In the lines below, how many hold the word "dated"? Answer only with the number.

Collected data entries
-- BEGIN --

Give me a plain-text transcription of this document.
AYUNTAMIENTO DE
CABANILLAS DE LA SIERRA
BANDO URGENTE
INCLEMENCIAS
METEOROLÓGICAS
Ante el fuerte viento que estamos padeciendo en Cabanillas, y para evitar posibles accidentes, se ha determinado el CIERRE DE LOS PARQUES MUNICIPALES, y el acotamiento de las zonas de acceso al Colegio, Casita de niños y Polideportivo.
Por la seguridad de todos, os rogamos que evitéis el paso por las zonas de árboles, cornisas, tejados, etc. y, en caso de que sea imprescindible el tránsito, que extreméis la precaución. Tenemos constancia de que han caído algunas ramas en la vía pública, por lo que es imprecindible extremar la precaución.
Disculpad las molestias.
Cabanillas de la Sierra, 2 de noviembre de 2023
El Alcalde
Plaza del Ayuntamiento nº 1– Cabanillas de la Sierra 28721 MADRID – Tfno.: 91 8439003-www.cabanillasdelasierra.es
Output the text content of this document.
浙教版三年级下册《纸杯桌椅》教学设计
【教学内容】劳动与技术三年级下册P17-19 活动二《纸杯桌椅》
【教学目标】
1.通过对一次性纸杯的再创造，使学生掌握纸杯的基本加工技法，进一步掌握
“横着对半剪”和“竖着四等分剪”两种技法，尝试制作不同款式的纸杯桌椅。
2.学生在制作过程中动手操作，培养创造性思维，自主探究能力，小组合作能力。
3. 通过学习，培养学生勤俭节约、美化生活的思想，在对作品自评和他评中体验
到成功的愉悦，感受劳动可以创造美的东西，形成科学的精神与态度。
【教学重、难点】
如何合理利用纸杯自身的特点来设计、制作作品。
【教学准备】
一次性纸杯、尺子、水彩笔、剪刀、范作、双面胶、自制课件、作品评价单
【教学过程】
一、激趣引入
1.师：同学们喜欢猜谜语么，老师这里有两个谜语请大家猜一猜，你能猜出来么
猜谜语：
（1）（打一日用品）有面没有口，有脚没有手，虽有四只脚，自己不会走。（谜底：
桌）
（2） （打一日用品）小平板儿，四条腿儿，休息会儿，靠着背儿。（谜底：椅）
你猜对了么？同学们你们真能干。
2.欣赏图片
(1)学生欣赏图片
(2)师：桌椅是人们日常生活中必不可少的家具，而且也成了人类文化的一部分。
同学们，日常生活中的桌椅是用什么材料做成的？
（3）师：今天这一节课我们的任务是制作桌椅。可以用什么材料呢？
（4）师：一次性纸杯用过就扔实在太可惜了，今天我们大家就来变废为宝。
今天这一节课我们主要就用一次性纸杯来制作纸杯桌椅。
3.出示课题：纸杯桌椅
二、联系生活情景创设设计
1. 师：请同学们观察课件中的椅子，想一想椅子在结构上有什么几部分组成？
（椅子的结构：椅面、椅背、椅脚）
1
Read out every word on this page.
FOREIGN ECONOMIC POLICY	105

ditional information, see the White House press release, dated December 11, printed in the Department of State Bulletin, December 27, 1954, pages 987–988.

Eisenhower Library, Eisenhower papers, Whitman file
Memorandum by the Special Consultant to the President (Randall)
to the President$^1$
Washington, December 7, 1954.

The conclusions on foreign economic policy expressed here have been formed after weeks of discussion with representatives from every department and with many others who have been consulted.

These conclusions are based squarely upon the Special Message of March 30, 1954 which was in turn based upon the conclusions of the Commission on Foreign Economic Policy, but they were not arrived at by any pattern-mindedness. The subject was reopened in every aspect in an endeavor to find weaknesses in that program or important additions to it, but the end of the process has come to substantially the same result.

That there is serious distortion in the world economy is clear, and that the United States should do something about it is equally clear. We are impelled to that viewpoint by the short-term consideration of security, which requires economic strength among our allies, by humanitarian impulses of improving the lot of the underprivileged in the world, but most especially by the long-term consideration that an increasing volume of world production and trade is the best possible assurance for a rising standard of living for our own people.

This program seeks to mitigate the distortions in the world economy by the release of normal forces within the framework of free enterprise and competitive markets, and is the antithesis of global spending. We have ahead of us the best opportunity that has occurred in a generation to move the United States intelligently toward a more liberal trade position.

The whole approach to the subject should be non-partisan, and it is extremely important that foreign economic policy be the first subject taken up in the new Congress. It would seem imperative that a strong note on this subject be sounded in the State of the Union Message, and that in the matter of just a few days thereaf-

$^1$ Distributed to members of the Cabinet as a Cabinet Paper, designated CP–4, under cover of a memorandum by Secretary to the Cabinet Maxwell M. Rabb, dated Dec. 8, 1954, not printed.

-- END --

### SOLVED PROBLEM
2